* **Page extract**:

A good public speaker can hold an audience’s attention solo — but they do so by reading the vibe of the room and creating opportunities to get feedback from the audience, such as laughter, gasps, and applause. In an online setting, even the best solo speaker can’t tell how an invisible audience is reacting. So don’t make them give a talk by guesswork — give them some kind of audience! An experienced streamer can keep an eye on a parallel text chat channel, and science comedian Kasha Patel recruited a few audience members to provide a volunteer “laugh track” at a conference one of us attended, but the easiest thing to do is just not have solo talks. If you instead host conversations between two people, or small panels of three speakers and a moderator, then the fellow panelists can be each other’s audience proxy. Audience members also benefit from feeling like they’re part of a communal experience, which we accomplished by livestreaming the talks within Gather and having people watch them while connected to participants at their table via video, audio, and text chat.

Designate roles for attendees.
Many people find it easier to interact with others if they have some kind of existing role, pretext, or shared knowledge to go into the interaction with. In addition to giving people programming roles by being on panels or presenting posters, we also encouraged attendees to organize meetups on the final day, and designated official conference volunteers to greet people at the entry point of the virtual space on the first day and be a first line of contact for basic questions (which they could surface up to the organizing committee as needed). It was more welcoming to attendees to have someone greet them as they entered on the first day, and the volunteers bonded with each other by meeting at the orientation on the day before.

In future, we’d also consider some sort of day-before small group mixer for attendees with an activity to help them meet a few people, such as attendee bingo/a trivia night/small group tours of the conference space with the volunteers as facilitators, analogous to a pre-conference dinner.

* **Extracted information**:
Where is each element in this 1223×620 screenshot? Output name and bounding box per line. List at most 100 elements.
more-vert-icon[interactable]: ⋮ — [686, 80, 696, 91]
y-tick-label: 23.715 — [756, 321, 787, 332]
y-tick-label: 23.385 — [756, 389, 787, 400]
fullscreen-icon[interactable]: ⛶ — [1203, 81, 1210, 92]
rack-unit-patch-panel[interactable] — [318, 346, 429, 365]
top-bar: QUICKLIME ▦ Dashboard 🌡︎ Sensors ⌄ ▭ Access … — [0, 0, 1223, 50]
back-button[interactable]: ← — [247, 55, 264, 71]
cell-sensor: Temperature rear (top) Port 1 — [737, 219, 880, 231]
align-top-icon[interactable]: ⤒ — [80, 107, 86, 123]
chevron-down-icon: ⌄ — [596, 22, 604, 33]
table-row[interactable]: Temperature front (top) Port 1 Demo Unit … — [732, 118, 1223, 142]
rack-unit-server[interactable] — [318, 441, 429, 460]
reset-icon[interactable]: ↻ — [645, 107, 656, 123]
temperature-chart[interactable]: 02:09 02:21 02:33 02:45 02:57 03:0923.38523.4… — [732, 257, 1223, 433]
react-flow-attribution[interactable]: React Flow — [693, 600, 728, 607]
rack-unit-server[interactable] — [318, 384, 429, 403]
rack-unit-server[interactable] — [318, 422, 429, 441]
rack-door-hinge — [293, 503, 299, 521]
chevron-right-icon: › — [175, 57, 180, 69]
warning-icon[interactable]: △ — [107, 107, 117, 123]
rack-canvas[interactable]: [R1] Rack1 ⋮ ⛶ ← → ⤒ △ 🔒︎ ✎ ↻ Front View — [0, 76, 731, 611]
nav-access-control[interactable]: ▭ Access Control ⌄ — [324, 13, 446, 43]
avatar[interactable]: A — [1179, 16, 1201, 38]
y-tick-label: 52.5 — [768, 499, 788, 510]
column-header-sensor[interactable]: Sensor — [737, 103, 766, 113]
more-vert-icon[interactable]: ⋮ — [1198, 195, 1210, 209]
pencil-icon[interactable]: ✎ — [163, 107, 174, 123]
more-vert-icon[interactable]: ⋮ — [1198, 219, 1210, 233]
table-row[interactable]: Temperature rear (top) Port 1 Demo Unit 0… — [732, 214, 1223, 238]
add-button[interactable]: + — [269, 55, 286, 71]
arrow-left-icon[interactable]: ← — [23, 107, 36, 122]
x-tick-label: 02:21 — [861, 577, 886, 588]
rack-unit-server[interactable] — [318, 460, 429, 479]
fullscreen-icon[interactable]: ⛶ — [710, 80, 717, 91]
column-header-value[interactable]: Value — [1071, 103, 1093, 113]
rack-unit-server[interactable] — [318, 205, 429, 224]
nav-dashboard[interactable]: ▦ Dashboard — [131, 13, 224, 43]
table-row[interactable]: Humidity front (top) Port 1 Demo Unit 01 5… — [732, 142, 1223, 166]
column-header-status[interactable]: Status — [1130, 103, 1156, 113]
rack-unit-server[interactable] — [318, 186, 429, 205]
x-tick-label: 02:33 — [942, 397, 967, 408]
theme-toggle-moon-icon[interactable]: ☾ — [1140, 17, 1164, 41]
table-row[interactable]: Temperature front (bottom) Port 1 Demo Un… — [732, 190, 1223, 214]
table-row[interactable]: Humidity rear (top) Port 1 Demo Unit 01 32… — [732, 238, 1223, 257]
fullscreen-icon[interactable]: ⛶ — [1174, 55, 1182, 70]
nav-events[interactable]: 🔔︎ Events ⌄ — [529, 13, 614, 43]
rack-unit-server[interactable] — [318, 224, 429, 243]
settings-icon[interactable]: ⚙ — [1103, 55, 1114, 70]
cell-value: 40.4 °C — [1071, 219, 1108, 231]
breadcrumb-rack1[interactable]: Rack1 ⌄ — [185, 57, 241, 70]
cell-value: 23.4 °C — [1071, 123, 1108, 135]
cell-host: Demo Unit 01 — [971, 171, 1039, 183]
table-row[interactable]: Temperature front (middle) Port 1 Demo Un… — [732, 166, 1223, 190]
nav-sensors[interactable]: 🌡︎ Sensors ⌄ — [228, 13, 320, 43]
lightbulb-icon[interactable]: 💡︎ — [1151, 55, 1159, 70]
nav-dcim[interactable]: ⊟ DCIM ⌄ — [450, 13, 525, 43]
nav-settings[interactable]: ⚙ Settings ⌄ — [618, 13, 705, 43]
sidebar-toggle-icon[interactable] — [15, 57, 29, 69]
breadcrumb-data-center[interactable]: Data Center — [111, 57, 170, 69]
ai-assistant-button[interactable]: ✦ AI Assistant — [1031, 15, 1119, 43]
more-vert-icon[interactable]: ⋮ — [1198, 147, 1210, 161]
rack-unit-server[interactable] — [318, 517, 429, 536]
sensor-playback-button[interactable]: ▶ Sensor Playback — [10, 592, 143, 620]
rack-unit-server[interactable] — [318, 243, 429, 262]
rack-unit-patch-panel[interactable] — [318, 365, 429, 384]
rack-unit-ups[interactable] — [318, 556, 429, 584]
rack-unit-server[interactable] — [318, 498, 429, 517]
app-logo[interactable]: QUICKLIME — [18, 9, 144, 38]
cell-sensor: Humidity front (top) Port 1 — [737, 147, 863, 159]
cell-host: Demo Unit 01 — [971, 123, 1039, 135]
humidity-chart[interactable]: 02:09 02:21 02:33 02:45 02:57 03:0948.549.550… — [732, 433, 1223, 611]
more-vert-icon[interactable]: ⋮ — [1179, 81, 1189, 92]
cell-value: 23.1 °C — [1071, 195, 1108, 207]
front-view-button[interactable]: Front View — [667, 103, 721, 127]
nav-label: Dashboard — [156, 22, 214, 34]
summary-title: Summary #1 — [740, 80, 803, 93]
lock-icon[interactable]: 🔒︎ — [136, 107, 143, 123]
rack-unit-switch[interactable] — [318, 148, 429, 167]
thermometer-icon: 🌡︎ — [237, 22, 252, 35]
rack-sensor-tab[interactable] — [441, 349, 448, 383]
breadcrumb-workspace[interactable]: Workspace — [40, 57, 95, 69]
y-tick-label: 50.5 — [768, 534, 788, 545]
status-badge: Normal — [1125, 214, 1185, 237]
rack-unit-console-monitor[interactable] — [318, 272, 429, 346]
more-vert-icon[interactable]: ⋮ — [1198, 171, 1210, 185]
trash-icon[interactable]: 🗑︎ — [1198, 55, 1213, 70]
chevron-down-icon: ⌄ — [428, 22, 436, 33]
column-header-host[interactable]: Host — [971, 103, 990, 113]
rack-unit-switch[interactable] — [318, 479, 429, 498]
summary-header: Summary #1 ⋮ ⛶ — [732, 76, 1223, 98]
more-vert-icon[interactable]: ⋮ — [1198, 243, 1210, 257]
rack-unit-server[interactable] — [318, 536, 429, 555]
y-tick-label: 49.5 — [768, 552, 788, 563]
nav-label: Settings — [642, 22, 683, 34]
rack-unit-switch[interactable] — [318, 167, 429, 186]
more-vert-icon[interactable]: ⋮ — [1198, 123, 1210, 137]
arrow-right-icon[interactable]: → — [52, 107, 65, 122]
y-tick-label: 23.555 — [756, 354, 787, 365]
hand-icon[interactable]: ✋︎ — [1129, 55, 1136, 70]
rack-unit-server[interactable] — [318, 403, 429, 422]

* **What the exercise asks**:
Return the full text on running virtual conferences word for word. Work only from the text about hosting virtual conferences; do not use the material.

* **The completed task**:
A good public speaker can hold an audience’s attention solo — but they do so by reading the vibe of the room and creating opportunities to get feedback from the audience, such as laughter, gasps, and applause. In an online setting, even the best solo speaker can’t tell how an invisible audience is reacting. So don’t make them give a talk by guesswork — give them some kind of audience! An experienced streamer can keep an eye on a parallel text chat channel, and science comedian Kasha Patel recruited a few audience members to provide a volunteer “laugh track” at a conference one of us attended, but the easiest thing to do is just not have solo talks. If you instead host conversations between two people, or small panels of three speakers and a moderator, then the fellow panelists can be each other’s audience proxy. Audience members also benefit from feeling like they’re part of a communal experience, which we accomplished by livestreaming the talks within Gather and having people watch them while connected to participants at their table via video, audio, and text chat.

Designate roles for attendees.
Many people find it easier to interact with others if they have some kind of existing role, pretext, or shared knowledge to go into the interaction with. In addition to giving people programming roles by being on panels or presenting posters, we also encouraged attendees to organize meetups on the final day, and designated official conference volunteers to greet people at the entry point of the virtual space on the first day and be a first line of contact for basic questions (which they could surface up to the organizing committee as needed). It was more welcoming to attendees to have someone greet them as they entered on the first day, and the volunteers bonded with each other by meeting at the orientation on the day before.

In future, we’d also consider some sort of day-before small group mixer for attendees with an activity to help them meet a few people, such as attendee bingo/a trivia night/small group tours of the conference space with the volunteers as facilitators, analogous to a pre-conference dinner.